Required task:
Copy out each line in the material below that has the word "certain".

Supplied material:

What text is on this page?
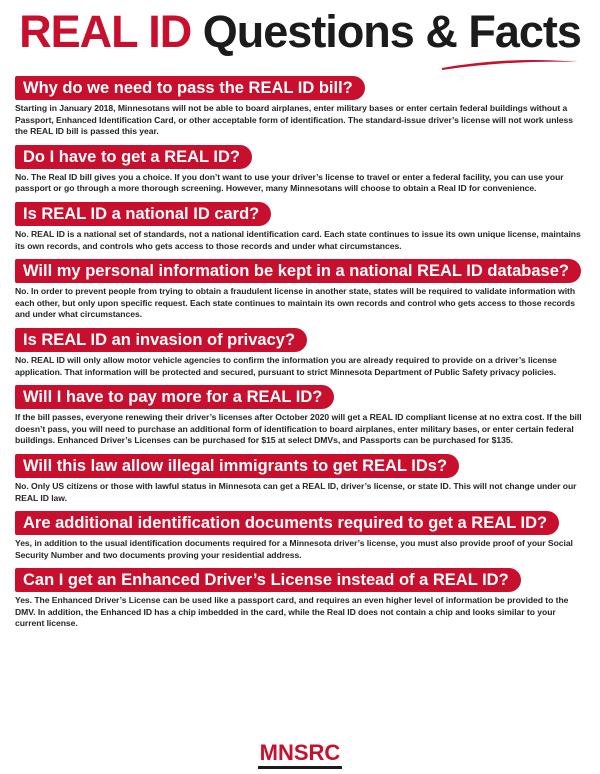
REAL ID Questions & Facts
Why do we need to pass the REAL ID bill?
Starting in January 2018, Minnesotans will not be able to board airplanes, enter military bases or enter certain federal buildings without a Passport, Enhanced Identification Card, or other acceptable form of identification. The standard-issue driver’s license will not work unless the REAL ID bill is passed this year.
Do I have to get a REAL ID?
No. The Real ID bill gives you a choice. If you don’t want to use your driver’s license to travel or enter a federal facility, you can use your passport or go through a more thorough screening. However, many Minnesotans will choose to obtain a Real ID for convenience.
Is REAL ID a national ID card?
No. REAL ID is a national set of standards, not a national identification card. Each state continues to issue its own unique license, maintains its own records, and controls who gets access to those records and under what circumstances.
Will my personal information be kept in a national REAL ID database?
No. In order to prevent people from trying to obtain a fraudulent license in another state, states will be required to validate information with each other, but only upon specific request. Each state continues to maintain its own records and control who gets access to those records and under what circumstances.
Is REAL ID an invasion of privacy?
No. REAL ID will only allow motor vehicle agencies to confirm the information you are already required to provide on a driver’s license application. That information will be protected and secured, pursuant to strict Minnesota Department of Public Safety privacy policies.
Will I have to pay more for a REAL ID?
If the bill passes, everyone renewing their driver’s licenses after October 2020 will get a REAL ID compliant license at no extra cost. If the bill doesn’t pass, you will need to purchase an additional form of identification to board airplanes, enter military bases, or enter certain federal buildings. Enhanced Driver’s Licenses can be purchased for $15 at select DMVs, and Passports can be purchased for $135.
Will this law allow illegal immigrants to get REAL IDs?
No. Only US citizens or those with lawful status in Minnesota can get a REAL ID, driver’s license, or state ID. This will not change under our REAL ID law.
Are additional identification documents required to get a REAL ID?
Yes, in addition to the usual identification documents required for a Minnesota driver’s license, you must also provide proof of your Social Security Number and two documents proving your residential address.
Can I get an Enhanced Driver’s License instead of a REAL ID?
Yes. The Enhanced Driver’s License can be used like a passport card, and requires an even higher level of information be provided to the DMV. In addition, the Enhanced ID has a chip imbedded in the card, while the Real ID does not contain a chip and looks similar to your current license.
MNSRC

--

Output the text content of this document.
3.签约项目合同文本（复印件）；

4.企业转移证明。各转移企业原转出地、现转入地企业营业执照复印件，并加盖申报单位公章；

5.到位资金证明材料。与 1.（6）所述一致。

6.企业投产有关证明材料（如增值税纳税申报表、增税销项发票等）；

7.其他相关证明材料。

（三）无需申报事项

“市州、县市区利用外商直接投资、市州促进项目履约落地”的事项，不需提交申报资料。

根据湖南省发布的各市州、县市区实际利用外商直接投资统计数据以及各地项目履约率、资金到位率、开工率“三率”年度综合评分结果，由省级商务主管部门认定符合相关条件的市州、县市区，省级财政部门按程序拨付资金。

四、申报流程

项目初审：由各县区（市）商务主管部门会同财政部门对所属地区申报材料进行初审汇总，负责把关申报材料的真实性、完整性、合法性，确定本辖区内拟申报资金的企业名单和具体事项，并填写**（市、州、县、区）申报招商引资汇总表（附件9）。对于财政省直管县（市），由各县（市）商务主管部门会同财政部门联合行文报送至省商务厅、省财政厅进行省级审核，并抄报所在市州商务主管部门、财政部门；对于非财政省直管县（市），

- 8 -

* * *

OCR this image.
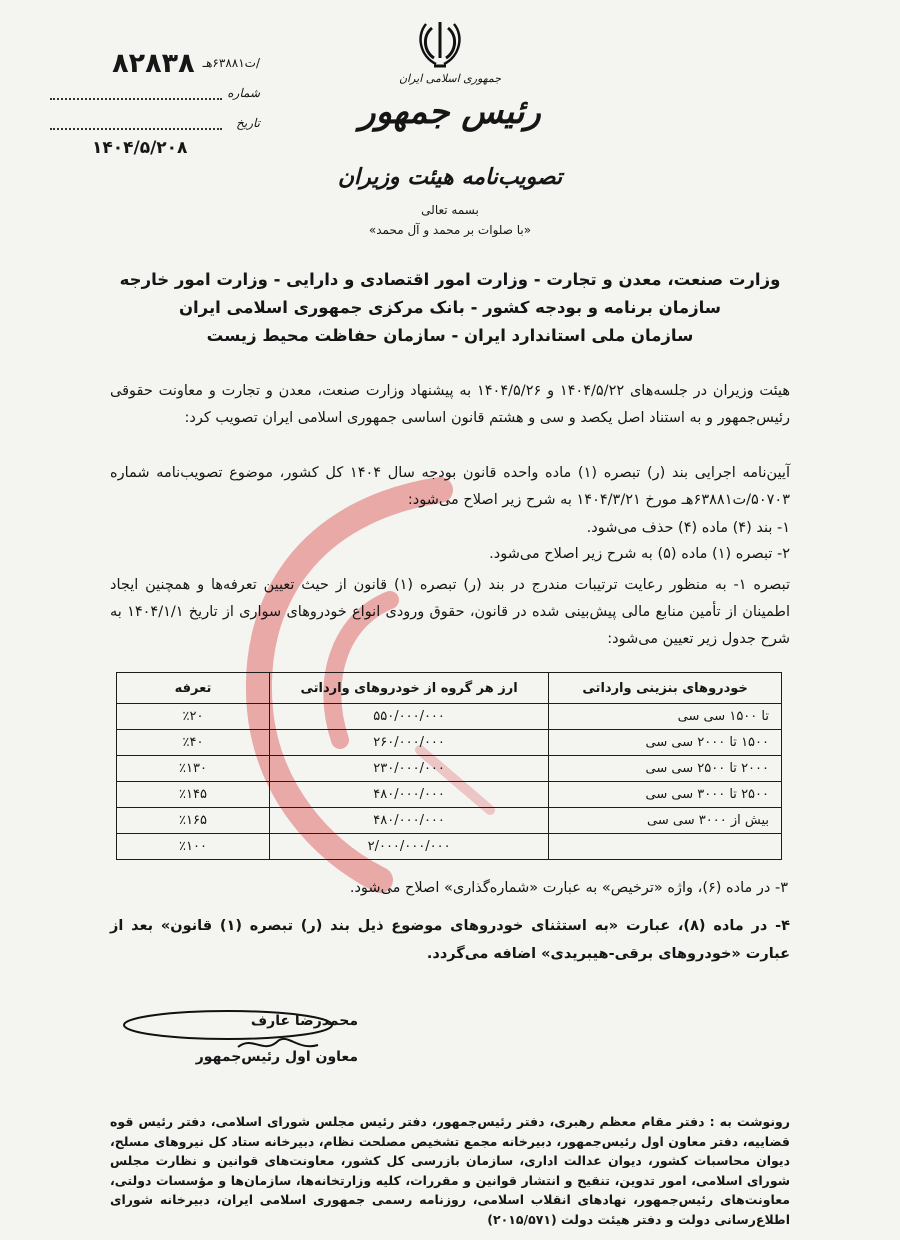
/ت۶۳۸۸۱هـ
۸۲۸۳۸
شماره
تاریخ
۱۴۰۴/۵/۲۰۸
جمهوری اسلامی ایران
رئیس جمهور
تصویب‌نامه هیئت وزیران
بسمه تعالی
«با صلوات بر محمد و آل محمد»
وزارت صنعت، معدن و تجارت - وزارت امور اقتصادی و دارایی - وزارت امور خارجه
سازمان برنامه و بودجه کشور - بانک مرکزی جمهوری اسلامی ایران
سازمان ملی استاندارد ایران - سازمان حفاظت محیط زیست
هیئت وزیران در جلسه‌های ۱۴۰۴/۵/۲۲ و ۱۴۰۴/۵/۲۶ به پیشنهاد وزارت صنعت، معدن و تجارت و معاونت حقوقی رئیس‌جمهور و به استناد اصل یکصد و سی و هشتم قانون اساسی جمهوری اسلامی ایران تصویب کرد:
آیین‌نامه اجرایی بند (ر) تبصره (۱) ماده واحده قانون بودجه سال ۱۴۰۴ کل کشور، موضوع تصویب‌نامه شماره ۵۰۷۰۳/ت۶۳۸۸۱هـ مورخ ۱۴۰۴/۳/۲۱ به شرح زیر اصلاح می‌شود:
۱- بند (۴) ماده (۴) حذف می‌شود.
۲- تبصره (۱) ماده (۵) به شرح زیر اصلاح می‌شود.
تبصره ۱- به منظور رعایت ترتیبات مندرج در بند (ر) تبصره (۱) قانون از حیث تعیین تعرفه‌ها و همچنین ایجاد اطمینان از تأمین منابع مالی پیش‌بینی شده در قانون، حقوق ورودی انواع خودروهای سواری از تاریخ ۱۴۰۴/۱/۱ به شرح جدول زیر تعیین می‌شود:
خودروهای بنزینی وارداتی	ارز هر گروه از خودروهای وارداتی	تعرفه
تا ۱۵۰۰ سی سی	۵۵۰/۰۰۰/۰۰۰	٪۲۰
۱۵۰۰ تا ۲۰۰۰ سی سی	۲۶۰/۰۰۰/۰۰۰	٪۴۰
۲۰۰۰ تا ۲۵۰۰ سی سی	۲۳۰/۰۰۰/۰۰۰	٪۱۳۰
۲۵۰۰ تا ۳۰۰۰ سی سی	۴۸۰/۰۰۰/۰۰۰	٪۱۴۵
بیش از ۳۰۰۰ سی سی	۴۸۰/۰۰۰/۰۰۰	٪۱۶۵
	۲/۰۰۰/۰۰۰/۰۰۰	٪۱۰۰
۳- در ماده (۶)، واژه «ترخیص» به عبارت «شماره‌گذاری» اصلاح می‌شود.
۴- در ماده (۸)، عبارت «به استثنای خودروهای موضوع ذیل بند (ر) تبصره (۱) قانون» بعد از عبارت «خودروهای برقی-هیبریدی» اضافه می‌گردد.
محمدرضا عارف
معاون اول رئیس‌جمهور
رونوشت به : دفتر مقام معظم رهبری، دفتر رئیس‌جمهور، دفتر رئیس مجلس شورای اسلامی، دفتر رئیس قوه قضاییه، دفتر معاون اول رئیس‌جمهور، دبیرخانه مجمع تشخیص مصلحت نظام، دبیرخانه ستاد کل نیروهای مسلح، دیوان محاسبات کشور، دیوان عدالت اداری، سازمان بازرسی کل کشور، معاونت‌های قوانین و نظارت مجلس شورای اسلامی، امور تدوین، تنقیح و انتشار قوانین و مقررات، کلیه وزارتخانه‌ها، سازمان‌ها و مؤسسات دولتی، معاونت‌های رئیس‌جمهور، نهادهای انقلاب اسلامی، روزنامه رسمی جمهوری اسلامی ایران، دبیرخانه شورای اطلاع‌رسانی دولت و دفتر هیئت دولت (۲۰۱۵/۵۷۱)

Problem solution:
Starting in January 2018, Minnesotans will not be able to board airplanes, enter military bases or enter certain federal buildings without a Passport, Enhanced Identification Card, or other acceptable form of identification. The standard-issue driver’s license will not work unless the REAL ID bill is passed this year.
If the bill passes, everyone renewing their driver’s licenses after October 2020 will get a REAL ID compliant license at no extra cost. If the bill doesn’t pass, you will need to purchase an additional form of identification to board airplanes, enter military bases, or enter certain federal buildings. Enhanced Driver’s Licenses can be purchased for $15 at select DMVs, and Passports can be purchased for $135.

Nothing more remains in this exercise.